> **Stored data**
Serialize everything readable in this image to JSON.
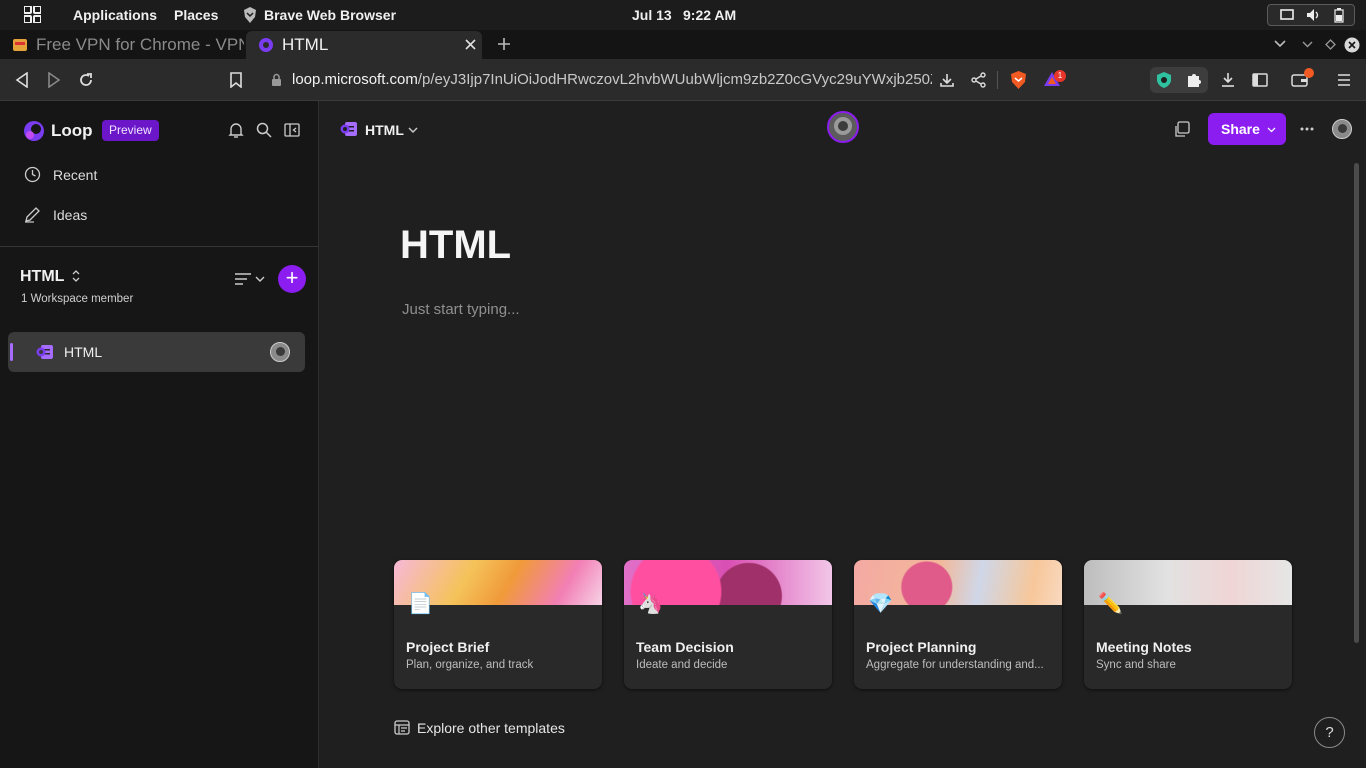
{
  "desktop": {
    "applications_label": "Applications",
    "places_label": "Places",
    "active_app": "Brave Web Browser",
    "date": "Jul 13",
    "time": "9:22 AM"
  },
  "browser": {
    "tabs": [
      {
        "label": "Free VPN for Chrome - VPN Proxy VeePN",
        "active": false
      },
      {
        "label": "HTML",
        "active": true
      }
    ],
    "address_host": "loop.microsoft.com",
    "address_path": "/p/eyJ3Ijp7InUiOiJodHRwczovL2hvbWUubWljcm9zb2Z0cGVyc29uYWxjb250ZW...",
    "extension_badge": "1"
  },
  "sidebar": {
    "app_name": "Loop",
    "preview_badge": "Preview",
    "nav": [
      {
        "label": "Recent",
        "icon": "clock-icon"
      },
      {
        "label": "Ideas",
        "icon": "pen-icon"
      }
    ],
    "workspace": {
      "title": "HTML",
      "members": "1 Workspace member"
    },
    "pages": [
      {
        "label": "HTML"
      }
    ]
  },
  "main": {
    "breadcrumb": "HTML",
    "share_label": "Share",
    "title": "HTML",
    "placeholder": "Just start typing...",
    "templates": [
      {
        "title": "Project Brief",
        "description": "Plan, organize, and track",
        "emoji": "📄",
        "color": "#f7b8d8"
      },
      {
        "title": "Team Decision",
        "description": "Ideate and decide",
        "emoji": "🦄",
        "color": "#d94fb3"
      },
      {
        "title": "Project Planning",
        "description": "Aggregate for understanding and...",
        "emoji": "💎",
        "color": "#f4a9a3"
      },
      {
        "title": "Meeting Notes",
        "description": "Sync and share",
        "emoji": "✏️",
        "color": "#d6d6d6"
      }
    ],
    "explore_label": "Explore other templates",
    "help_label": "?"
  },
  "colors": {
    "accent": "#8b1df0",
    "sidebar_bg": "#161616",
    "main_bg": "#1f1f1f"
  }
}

> **Task description**
Show all lines above holding "Project".

> **Expected answer**
        "title": "Project Brief",
        "title": "Project Planning",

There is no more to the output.